Every line that holds "查德威克通过实验证实了卢瑟福关于中子的猜想是正确的" should be shown.

***** INPUT DATA *****

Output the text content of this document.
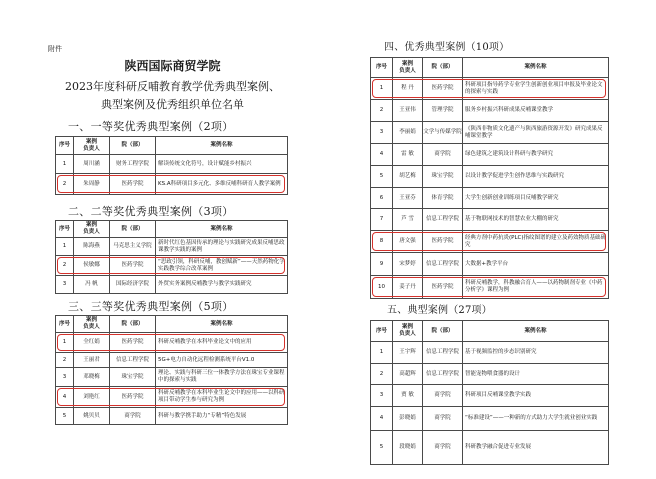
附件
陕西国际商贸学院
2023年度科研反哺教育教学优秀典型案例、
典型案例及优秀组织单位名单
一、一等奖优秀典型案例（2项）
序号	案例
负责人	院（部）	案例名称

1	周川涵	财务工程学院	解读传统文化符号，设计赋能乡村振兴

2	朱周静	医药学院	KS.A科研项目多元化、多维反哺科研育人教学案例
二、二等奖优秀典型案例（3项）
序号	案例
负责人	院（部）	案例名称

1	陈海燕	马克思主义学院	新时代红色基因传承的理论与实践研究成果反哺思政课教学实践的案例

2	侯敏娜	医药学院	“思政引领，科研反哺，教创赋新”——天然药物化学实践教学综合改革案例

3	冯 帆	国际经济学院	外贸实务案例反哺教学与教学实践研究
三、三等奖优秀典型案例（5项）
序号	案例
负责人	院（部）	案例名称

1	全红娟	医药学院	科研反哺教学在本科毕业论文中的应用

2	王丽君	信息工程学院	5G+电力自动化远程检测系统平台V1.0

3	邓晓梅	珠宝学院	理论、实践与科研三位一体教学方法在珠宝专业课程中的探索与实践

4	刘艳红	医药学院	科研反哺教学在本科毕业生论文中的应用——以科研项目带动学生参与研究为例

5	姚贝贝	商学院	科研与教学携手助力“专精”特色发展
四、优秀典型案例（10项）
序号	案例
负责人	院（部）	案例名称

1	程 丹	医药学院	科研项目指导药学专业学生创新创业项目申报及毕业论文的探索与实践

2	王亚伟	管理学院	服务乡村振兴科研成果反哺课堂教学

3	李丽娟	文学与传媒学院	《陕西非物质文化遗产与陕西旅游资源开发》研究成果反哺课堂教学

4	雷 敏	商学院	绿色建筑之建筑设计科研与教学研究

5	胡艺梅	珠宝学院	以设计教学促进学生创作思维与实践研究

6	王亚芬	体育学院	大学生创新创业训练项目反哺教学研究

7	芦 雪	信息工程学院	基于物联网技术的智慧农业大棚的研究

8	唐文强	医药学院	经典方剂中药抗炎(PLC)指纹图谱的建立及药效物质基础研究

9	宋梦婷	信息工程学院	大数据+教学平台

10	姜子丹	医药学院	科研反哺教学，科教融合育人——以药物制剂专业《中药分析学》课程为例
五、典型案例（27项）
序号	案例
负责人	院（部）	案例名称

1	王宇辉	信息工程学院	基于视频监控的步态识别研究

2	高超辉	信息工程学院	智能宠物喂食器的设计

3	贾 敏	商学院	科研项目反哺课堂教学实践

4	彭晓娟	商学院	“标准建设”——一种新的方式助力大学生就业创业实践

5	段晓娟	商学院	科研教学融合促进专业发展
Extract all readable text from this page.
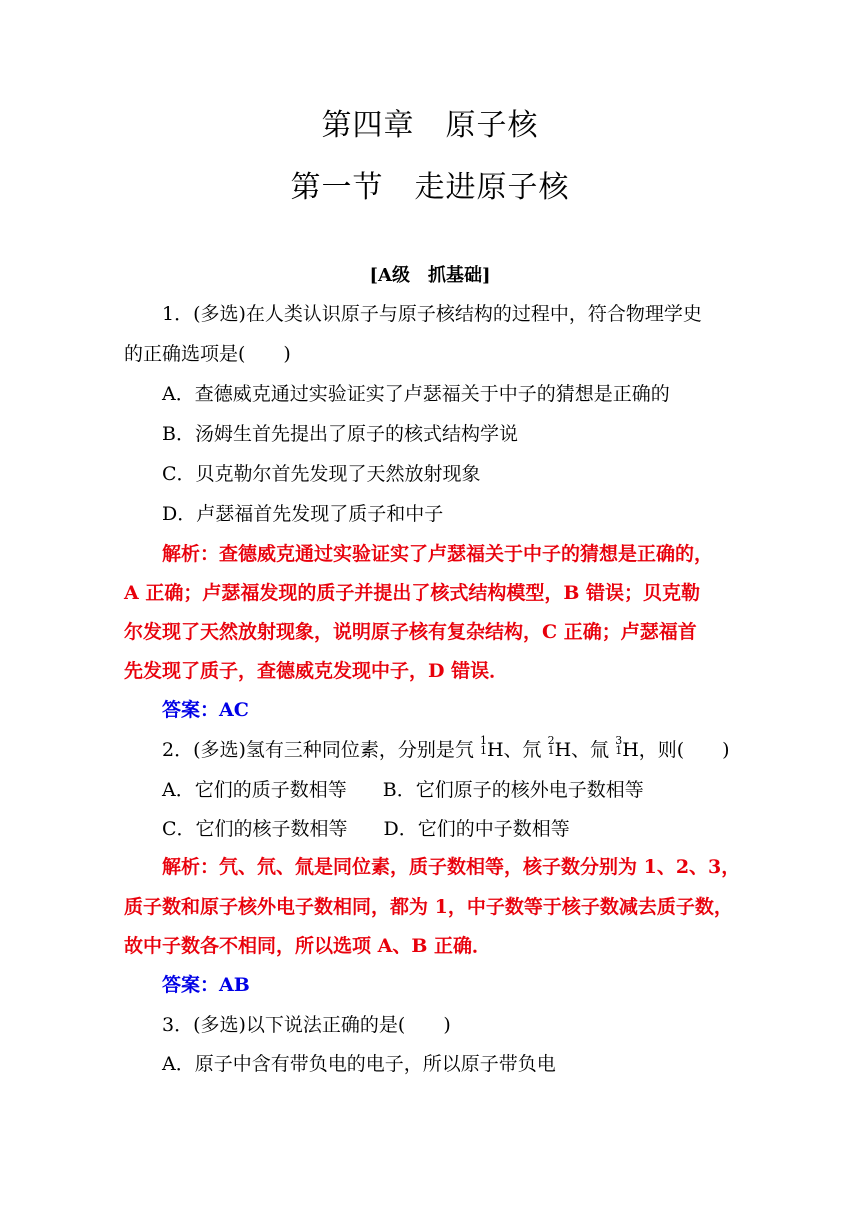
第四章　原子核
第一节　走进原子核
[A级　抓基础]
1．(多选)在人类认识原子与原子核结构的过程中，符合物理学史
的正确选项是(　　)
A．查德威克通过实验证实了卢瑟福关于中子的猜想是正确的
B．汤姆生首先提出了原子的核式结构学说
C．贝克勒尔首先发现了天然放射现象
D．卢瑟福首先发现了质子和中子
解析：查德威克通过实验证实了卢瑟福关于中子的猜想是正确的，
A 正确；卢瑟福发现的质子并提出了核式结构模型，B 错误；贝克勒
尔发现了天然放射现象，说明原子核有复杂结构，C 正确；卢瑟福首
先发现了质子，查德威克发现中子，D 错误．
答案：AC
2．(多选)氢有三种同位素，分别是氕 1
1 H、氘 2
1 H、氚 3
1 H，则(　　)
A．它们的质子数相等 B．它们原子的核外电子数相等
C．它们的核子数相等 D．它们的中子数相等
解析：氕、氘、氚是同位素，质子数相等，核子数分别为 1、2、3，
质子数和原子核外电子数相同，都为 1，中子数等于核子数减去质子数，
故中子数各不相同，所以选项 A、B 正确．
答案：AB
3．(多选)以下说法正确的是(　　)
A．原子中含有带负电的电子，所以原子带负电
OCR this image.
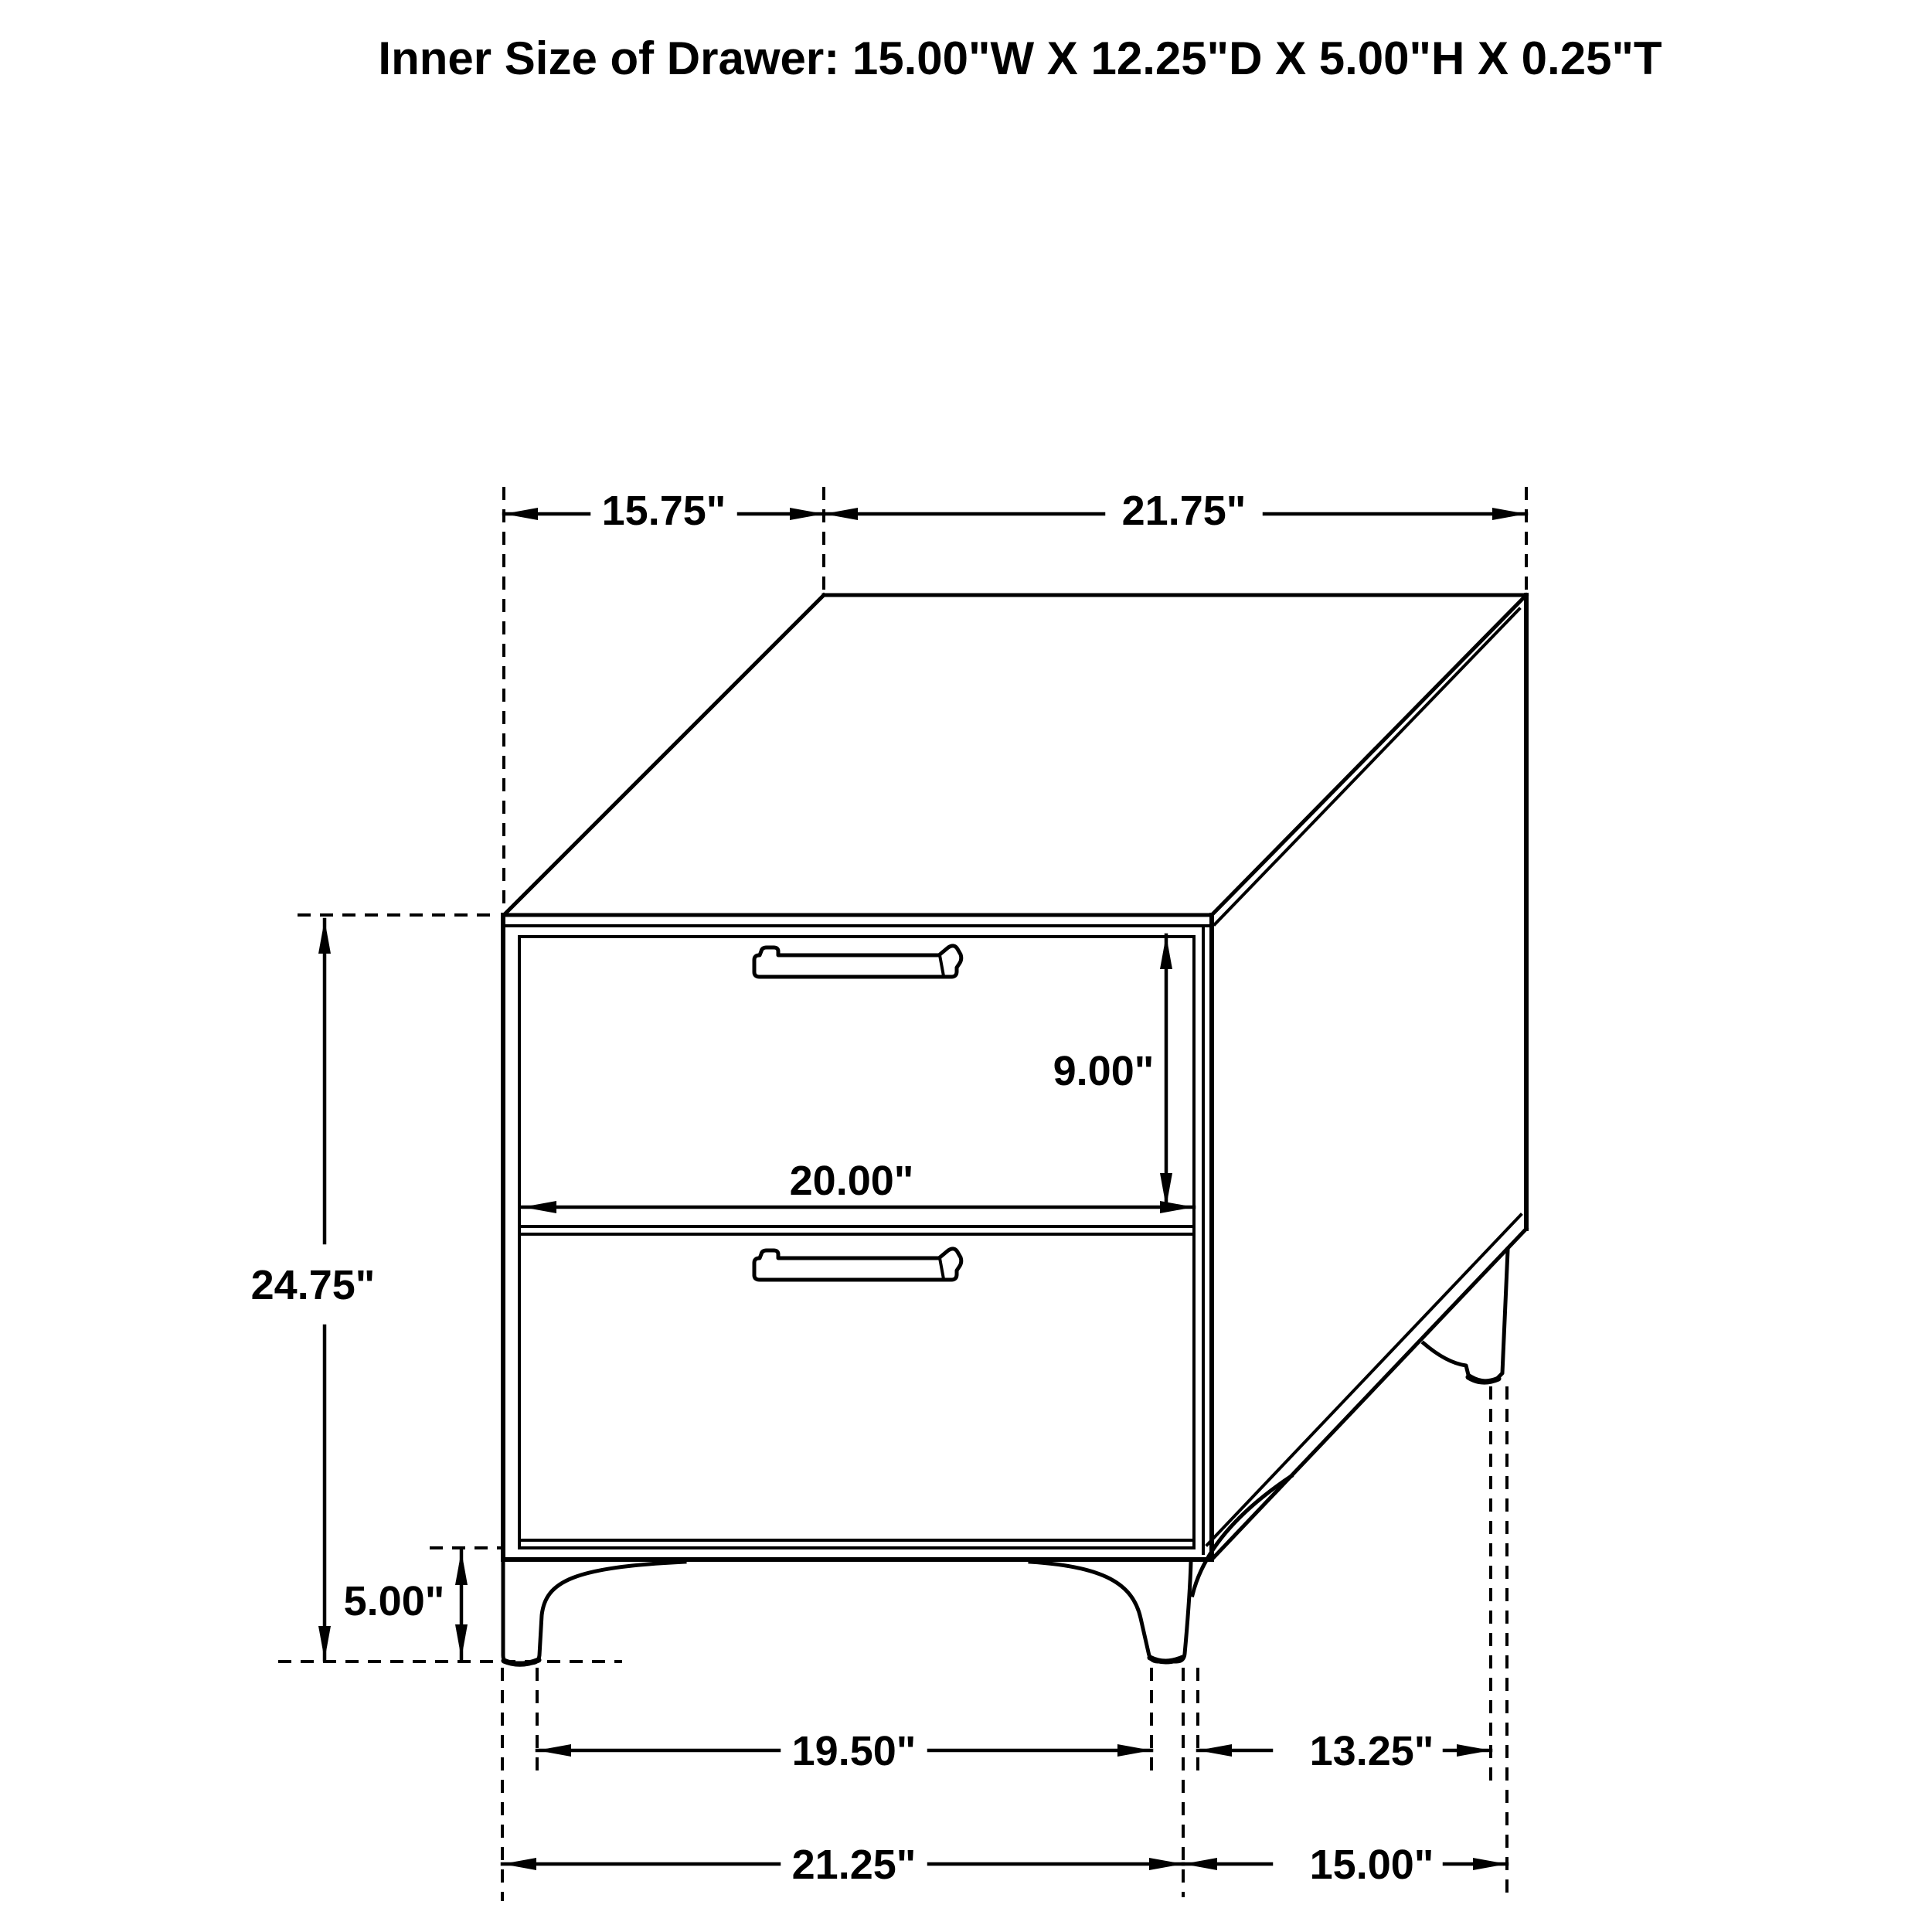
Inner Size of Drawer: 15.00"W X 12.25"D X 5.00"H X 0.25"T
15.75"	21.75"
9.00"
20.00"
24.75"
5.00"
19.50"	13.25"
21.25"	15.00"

*****

**FINAL RESULT**
A．查德威克通过实验证实了卢瑟福关于中子的猜想是正确的
解析：查德威克通过实验证实了卢瑟福关于中子的猜想是正确的，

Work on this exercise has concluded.